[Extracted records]
════════════════
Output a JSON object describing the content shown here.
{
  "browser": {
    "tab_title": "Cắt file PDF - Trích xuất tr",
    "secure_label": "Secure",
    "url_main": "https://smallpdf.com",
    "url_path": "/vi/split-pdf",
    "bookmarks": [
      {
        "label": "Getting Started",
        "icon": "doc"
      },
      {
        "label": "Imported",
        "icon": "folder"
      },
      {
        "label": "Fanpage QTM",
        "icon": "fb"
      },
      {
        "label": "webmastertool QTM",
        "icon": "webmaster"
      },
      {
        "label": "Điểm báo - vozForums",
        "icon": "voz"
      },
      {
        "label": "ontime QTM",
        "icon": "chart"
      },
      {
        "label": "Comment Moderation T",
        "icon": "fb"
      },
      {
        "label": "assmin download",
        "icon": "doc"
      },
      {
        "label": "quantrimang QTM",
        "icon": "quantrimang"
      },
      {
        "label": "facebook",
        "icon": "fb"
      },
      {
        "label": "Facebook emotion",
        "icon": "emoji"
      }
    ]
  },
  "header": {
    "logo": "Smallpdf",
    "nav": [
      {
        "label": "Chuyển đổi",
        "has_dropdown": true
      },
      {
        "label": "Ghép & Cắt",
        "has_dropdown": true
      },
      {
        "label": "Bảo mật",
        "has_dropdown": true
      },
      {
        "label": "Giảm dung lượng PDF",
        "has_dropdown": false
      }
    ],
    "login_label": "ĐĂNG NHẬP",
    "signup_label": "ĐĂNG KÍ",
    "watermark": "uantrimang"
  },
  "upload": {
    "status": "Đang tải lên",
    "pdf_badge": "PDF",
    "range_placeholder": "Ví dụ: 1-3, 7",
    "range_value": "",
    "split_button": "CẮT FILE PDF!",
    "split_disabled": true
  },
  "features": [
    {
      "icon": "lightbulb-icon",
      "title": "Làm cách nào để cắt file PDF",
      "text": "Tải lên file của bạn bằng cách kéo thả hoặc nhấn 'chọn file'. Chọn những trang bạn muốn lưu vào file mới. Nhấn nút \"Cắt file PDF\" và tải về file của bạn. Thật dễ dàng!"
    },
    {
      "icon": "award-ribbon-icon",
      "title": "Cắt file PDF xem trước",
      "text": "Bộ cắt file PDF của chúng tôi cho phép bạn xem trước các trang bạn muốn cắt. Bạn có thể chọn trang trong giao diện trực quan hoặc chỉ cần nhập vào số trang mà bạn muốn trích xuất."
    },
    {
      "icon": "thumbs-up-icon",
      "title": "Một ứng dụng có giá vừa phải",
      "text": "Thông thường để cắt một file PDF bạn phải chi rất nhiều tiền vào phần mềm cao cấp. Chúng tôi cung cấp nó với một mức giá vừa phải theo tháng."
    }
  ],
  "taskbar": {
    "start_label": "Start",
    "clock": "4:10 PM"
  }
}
════════════════
◆ OBJECTIVE
Copy in full each line that holds the word "muốn".

◆ RESPONSE FOR THIS EXERCISE
      "text": "Tải lên file của bạn bằng cách kéo thả hoặc nhấn 'chọn file'. Chọn những trang bạn muốn lưu vào file mới. Nhấn nút \"Cắt file PDF\" và tải về file của bạn. Thật dễ dàng!"
      "text": "Bộ cắt file PDF của chúng tôi cho phép bạn xem trước các trang bạn muốn cắt. Bạn có thể chọn trang trong giao diện trực quan hoặc chỉ cần nhập vào số trang mà bạn muốn trích xuất."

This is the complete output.